(Dataset items)

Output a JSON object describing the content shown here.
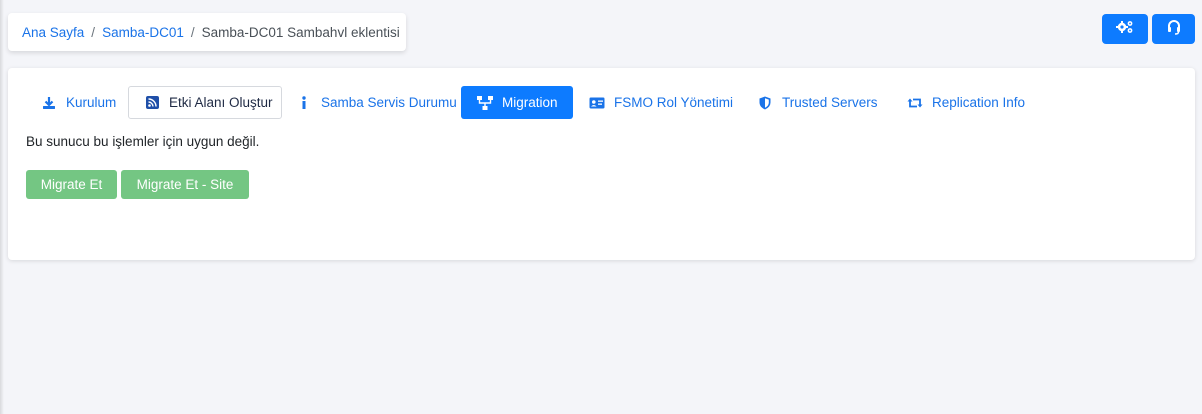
{
  "breadcrumb": {
    "home": "Ana Sayfa",
    "server": "Samba-DC01",
    "current": "Samba-DC01 Sambahvl eklentisi",
    "separator": "/"
  },
  "header_buttons": {
    "settings_icon": "gears-icon",
    "support_icon": "headset-icon"
  },
  "tabs": [
    {
      "label": "Kurulum",
      "icon": "download-icon"
    },
    {
      "label": "Etki Alanı Oluştur",
      "icon": "rss-icon"
    },
    {
      "label": "Samba Servis Durumu",
      "icon": "info-icon"
    },
    {
      "label": "Migration",
      "icon": "sitemap-icon",
      "active": true
    },
    {
      "label": "FSMO Rol Yönetimi",
      "icon": "id-card-icon"
    },
    {
      "label": "Trusted Servers",
      "icon": "shield-icon"
    },
    {
      "label": "Replication Info",
      "icon": "retweet-icon"
    }
  ],
  "content": {
    "message": "Bu sunucu bu işlemler için uygun değil.",
    "buttons": {
      "migrate": "Migrate Et",
      "migrate_site": "Migrate Et - Site"
    }
  },
  "colors": {
    "primary": "#0d7bff",
    "link": "#1a73e8",
    "success_disabled": "#74c683",
    "background": "#f4f5f9"
  }
}
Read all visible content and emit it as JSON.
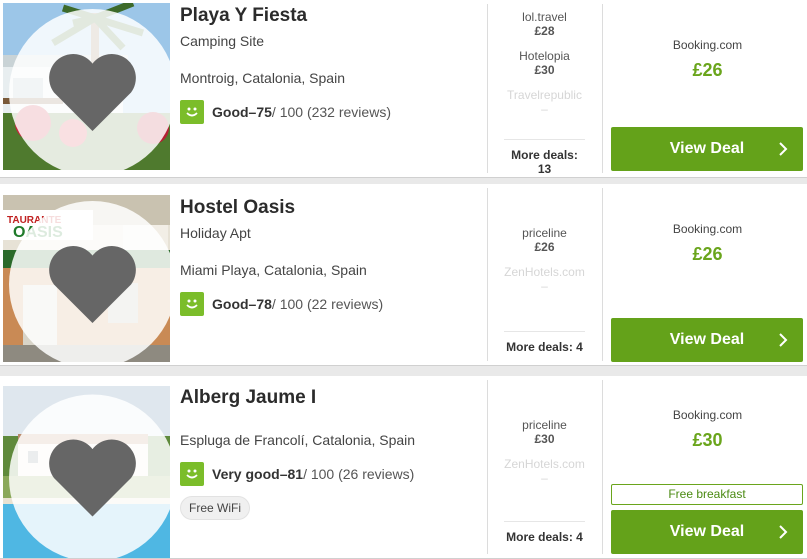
{
  "colors": {
    "accent_green": "#64a21a",
    "price_green": "#6aa51c",
    "rating_green": "#7bbd2a"
  },
  "hotels": [
    {
      "name": "Playa Y Fiesta",
      "type": "Camping Site",
      "location": "Montroig, Catalonia, Spain",
      "rating_word": "Good",
      "rating_sep": " – ",
      "score": "75",
      "score_suffix": " / 100 (232 reviews)",
      "deals": [
        {
          "provider": "lol.travel",
          "price": "£28",
          "available": true
        },
        {
          "provider": "Hotelopia",
          "price": "£30",
          "available": true
        },
        {
          "provider": "Travelrepublic",
          "price": "–",
          "available": false
        }
      ],
      "more_deals": "More deals: 13",
      "best_provider": "Booking.com",
      "best_price": "£26",
      "cta": "View Deal"
    },
    {
      "name": "Hostel Oasis",
      "type": "Holiday Apt",
      "location": "Miami Playa, Catalonia, Spain",
      "rating_word": "Good",
      "rating_sep": " – ",
      "score": "78",
      "score_suffix": " / 100 (22 reviews)",
      "deals": [
        {
          "provider": "priceline",
          "price": "£26",
          "available": true
        },
        {
          "provider": "ZenHotels.com",
          "price": "–",
          "available": false
        }
      ],
      "more_deals": "More deals: 4",
      "best_provider": "Booking.com",
      "best_price": "£26",
      "cta": "View Deal"
    },
    {
      "name": "Alberg Jaume I",
      "type": "",
      "location": "Espluga de Francolí, Catalonia, Spain",
      "rating_word": "Very good",
      "rating_sep": " – ",
      "score": "81",
      "score_suffix": " / 100 (26 reviews)",
      "amenity": "Free WiFi",
      "deals": [
        {
          "provider": "priceline",
          "price": "£30",
          "available": true
        },
        {
          "provider": "ZenHotels.com",
          "price": "–",
          "available": false
        }
      ],
      "more_deals": "More deals: 4",
      "best_provider": "Booking.com",
      "best_price": "£30",
      "perk": "Free breakfast",
      "cta": "View Deal"
    }
  ]
}
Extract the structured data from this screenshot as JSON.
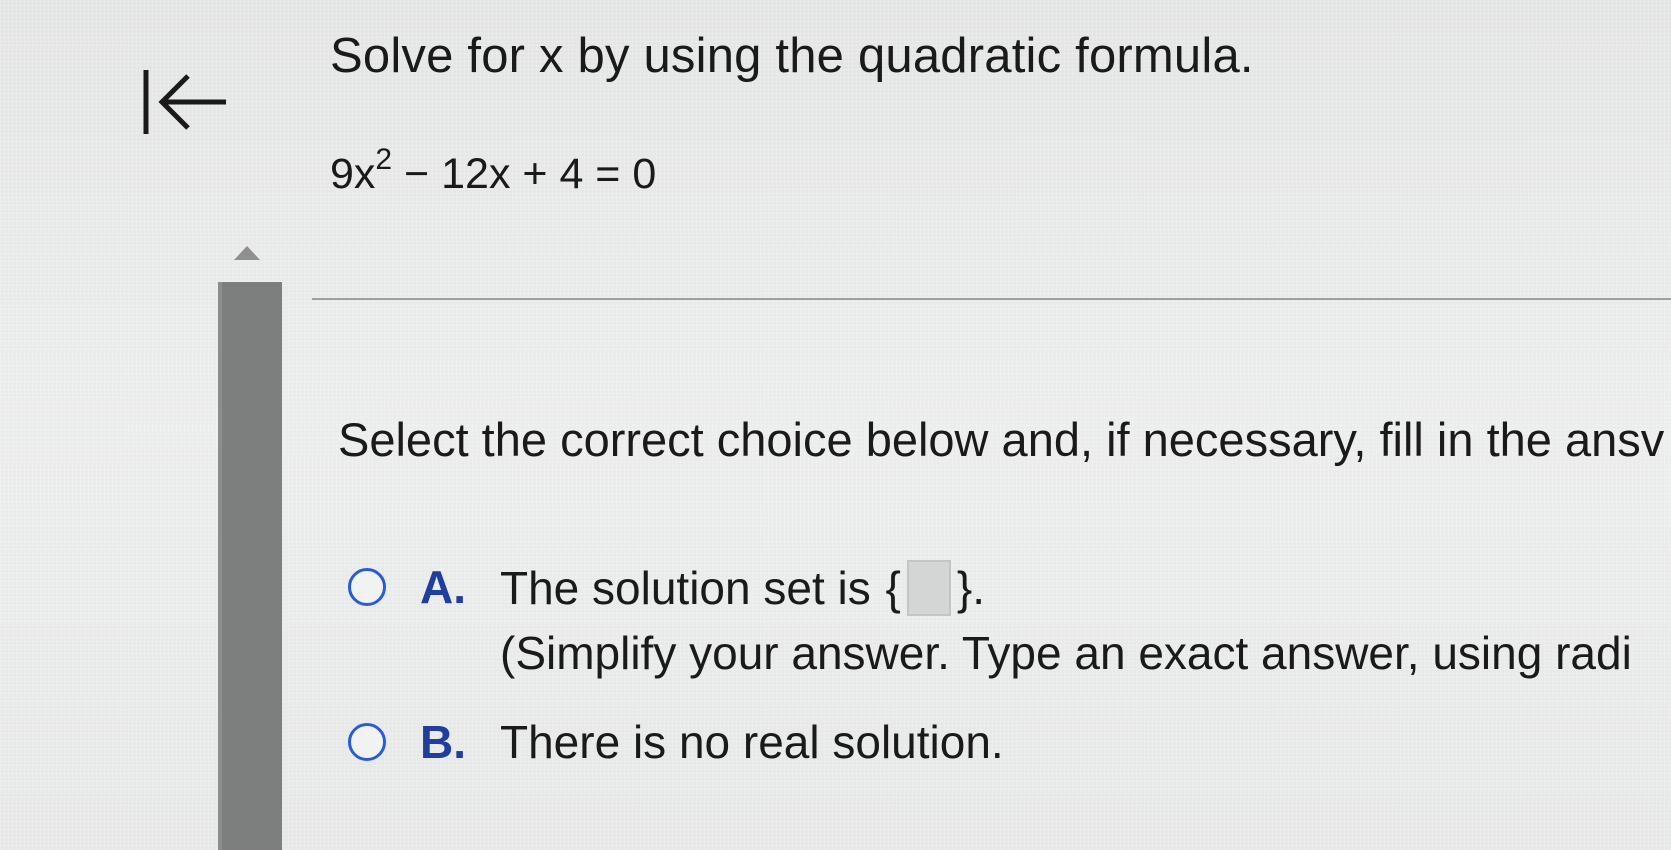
{
  "question": {
    "title": "Solve for x by using the quadratic formula.",
    "equation": {
      "base_lead": "9x",
      "exponent": "2",
      "rest": " − 12x + 4 = 0"
    }
  },
  "instruction": "Select the correct choice below and, if necessary, fill in the ansv",
  "choices": [
    {
      "letter": "A.",
      "text": "The solution set is ",
      "open_brace": "{",
      "close_brace": "}.",
      "answer_value": "",
      "hint": "(Simplify your answer. Type an exact answer, using radi"
    },
    {
      "letter": "B.",
      "text": "There is no real solution."
    }
  ],
  "icons": {
    "back": "first-page-arrow-icon",
    "scroll_up": "triangle-up-icon"
  },
  "colors": {
    "accent_radio": "#2a5bd7",
    "choice_letter": "#1f3e9e",
    "scrollbar_thumb": "#7d7e7e"
  }
}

Goal: Without the pictures, restate all the entries above exactly.

Response below:
Output a JSON object describing the content shown here.
{
  "breadcrumb": {
    "home": "Ana Sayfa",
    "server": "Samba-DC01",
    "current": "Samba-DC01 Sambahvl eklentisi",
    "separator": "/"
  },
  "header_buttons": {
    "settings_icon": "gears-icon",
    "support_icon": "headset-icon"
  },
  "tabs": [
    {
      "label": "Kurulum",
      "icon": "download-icon"
    },
    {
      "label": "Etki Alanı Oluştur",
      "icon": "rss-icon"
    },
    {
      "label": "Samba Servis Durumu",
      "icon": "info-icon"
    },
    {
      "label": "Migration",
      "icon": "sitemap-icon",
      "active": true
    },
    {
      "label": "FSMO Rol Yönetimi",
      "icon": "id-card-icon"
    },
    {
      "label": "Trusted Servers",
      "icon": "shield-icon"
    },
    {
      "label": "Replication Info",
      "icon": "retweet-icon"
    }
  ],
  "content": {
    "message": "Bu sunucu bu işlemler için uygun değil.",
    "buttons": {
      "migrate": "Migrate Et",
      "migrate_site": "Migrate Et - Site"
    }
  },
  "colors": {
    "primary": "#0d7bff",
    "link": "#1a73e8",
    "success_disabled": "#74c683",
    "background": "#f4f5f9"
  }
}
Read all visible content and emit it as JSON.
{
  "colors": {
    "accent_green": "#64a21a",
    "price_green": "#6aa51c",
    "rating_green": "#7bbd2a"
  },
  "hotels": [
    {
      "name": "Playa Y Fiesta",
      "type": "Camping Site",
      "location": "Montroig, Catalonia, Spain",
      "rating_word": "Good",
      "rating_sep": " – ",
      "score": "75",
      "score_suffix": " / 100 (232 reviews)",
      "deals": [
        {
          "provider": "lol.travel",
          "price": "£28",
          "available": true
        },
        {
          "provider": "Hotelopia",
          "price": "£30",
          "available": true
        },
        {
          "provider": "Travelrepublic",
          "price": "–",
          "available": false
        }
      ],
      "more_deals": "More deals: 13",
      "best_provider": "Booking.com",
      "best_price": "£26",
      "cta": "View Deal"
    },
    {
      "name": "Hostel Oasis",
      "type": "Holiday Apt",
      "location": "Miami Playa, Catalonia, Spain",
      "rating_word": "Good",
      "rating_sep": " – ",
      "score": "78",
      "score_suffix": " / 100 (22 reviews)",
      "deals": [
        {
          "provider": "priceline",
          "price": "£26",
          "available": true
        },
        {
          "provider": "ZenHotels.com",
          "price": "–",
          "available": false
        }
      ],
      "more_deals": "More deals: 4",
      "best_provider": "Booking.com",
      "best_price": "£26",
      "cta": "View Deal"
    },
    {
      "name": "Alberg Jaume I",
      "type": "",
      "location": "Espluga de Francolí, Catalonia, Spain",
      "rating_word": "Very good",
      "rating_sep": " – ",
      "score": "81",
      "score_suffix": " / 100 (26 reviews)",
      "amenity": "Free WiFi",
      "deals": [
        {
          "provider": "priceline",
          "price": "£30",
          "available": true
        },
        {
          "provider": "ZenHotels.com",
          "price": "–",
          "available": false
        }
      ],
      "more_deals": "More deals: 4",
      "best_provider": "Booking.com",
      "best_price": "£30",
      "perk": "Free breakfast",
      "cta": "View Deal"
    }
  ]
}
Extract the structured data from this screenshot as JSON.
{
  "question": {
    "title": "Solve for x by using the quadratic formula.",
    "equation": {
      "base_lead": "9x",
      "exponent": "2",
      "rest": " − 12x + 4 = 0"
    }
  },
  "instruction": "Select the correct choice below and, if necessary, fill in the ansv",
  "choices": [
    {
      "letter": "A.",
      "text": "The solution set is ",
      "open_brace": "{",
      "close_brace": "}.",
      "answer_value": "",
      "hint": "(Simplify your answer. Type an exact answer, using radi"
    },
    {
      "letter": "B.",
      "text": "There is no real solution."
    }
  ],
  "icons": {
    "back": "first-page-arrow-icon",
    "scroll_up": "triangle-up-icon"
  },
  "colors": {
    "accent_radio": "#2a5bd7",
    "choice_letter": "#1f3e9e",
    "scrollbar_thumb": "#7d7e7e"
  }
}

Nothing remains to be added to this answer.